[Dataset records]
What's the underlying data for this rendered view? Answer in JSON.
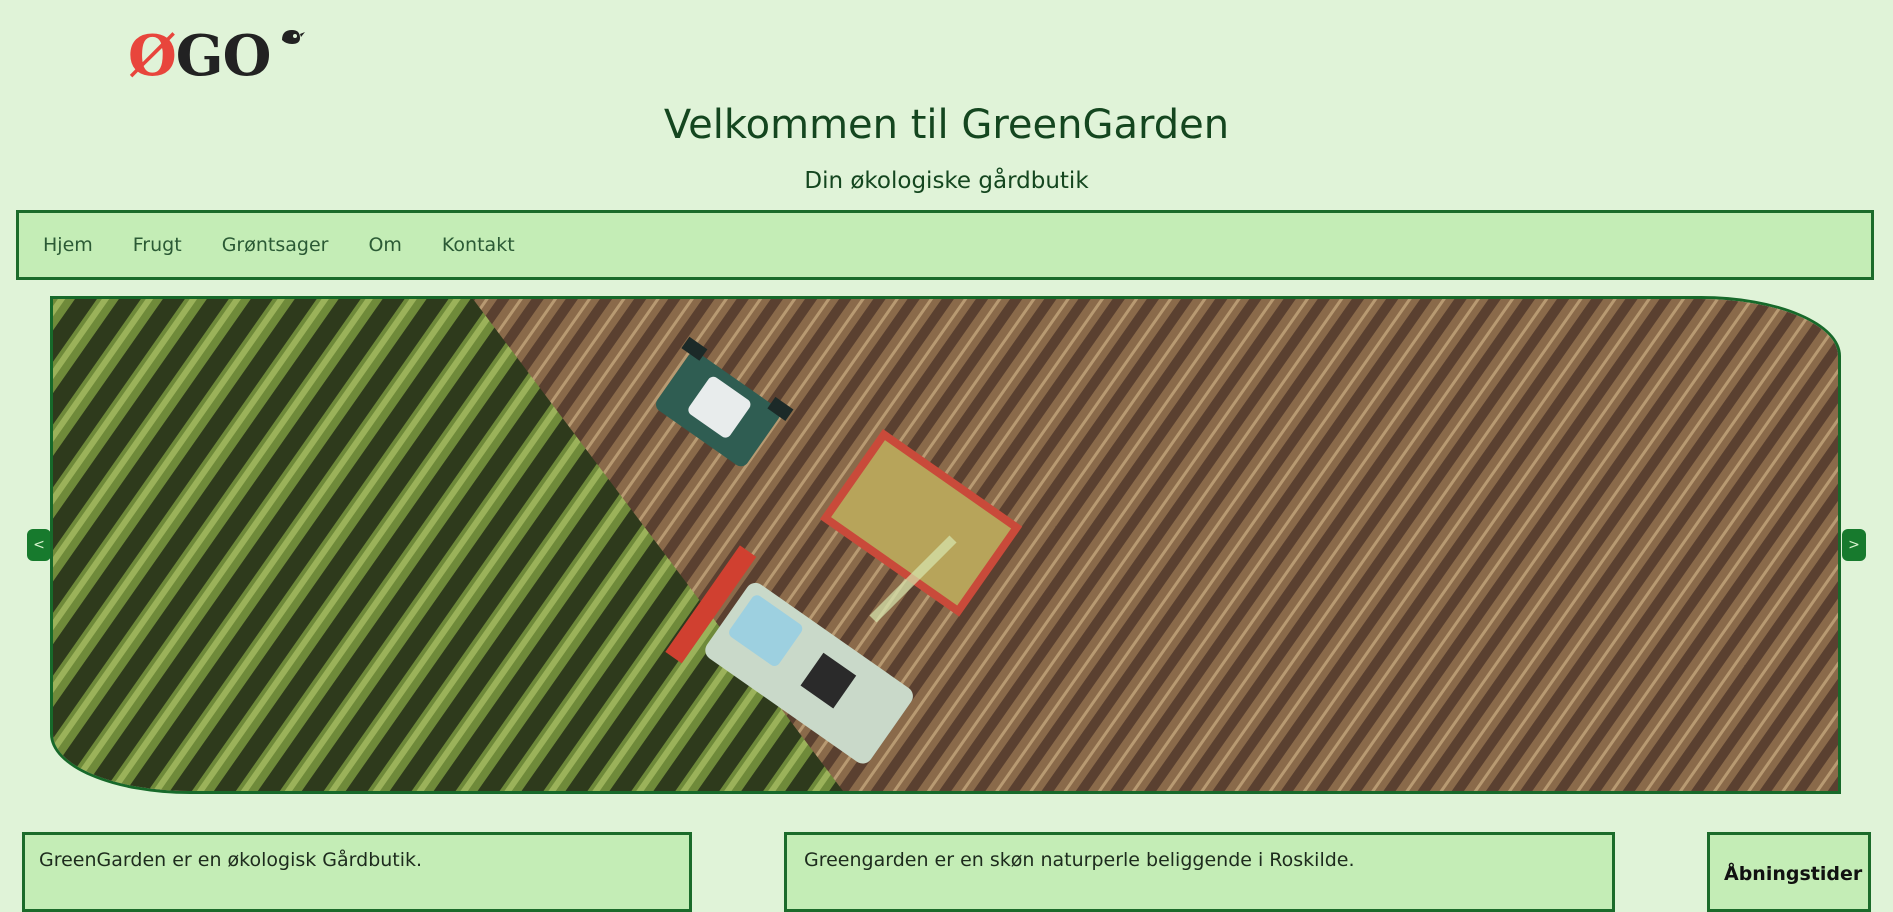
{
  "logo": {
    "text_a": "Ø",
    "text_b": "GO",
    "icon": "bird-icon"
  },
  "header": {
    "title": "Velkommen til GreenGarden",
    "subtitle": "Din økologiske gårdbutik"
  },
  "nav": {
    "items": [
      {
        "label": "Hjem"
      },
      {
        "label": "Frugt"
      },
      {
        "label": "Grøntsager"
      },
      {
        "label": "Om"
      },
      {
        "label": "Kontakt"
      }
    ]
  },
  "slider": {
    "prev_label": "<",
    "next_label": ">",
    "image": "aerial-field-harvest-image"
  },
  "boxes": {
    "intro": "GreenGarden er en økologisk Gårdbutik.",
    "location": "Greengarden er en skøn naturperle beliggende i Roskilde.",
    "hours_title": "Åbningstider"
  },
  "colors": {
    "background": "#e0f3d8",
    "panel": "#c4edb6",
    "border": "#1b6b2a",
    "logo_red": "#e8453c"
  }
}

#### Task description:
Return the listing above word for word, with the pictures removed.

#### Solution for this exercise:
What's the underlying data for this rendered view? Answer in JSON.
{
  "logo": {
    "text_a": "Ø",
    "text_b": "GO",
    "icon": "bird-icon"
  },
  "header": {
    "title": "Velkommen til GreenGarden",
    "subtitle": "Din økologiske gårdbutik"
  },
  "nav": {
    "items": [
      {
        "label": "Hjem"
      },
      {
        "label": "Frugt"
      },
      {
        "label": "Grøntsager"
      },
      {
        "label": "Om"
      },
      {
        "label": "Kontakt"
      }
    ]
  },
  "slider": {
    "prev_label": "<",
    "next_label": ">",
    "image": "aerial-field-harvest-image"
  },
  "boxes": {
    "intro": "GreenGarden er en økologisk Gårdbutik.",
    "location": "Greengarden er en skøn naturperle beliggende i Roskilde.",
    "hours_title": "Åbningstider"
  },
  "colors": {
    "background": "#e0f3d8",
    "panel": "#c4edb6",
    "border": "#1b6b2a",
    "logo_red": "#e8453c"
  }
}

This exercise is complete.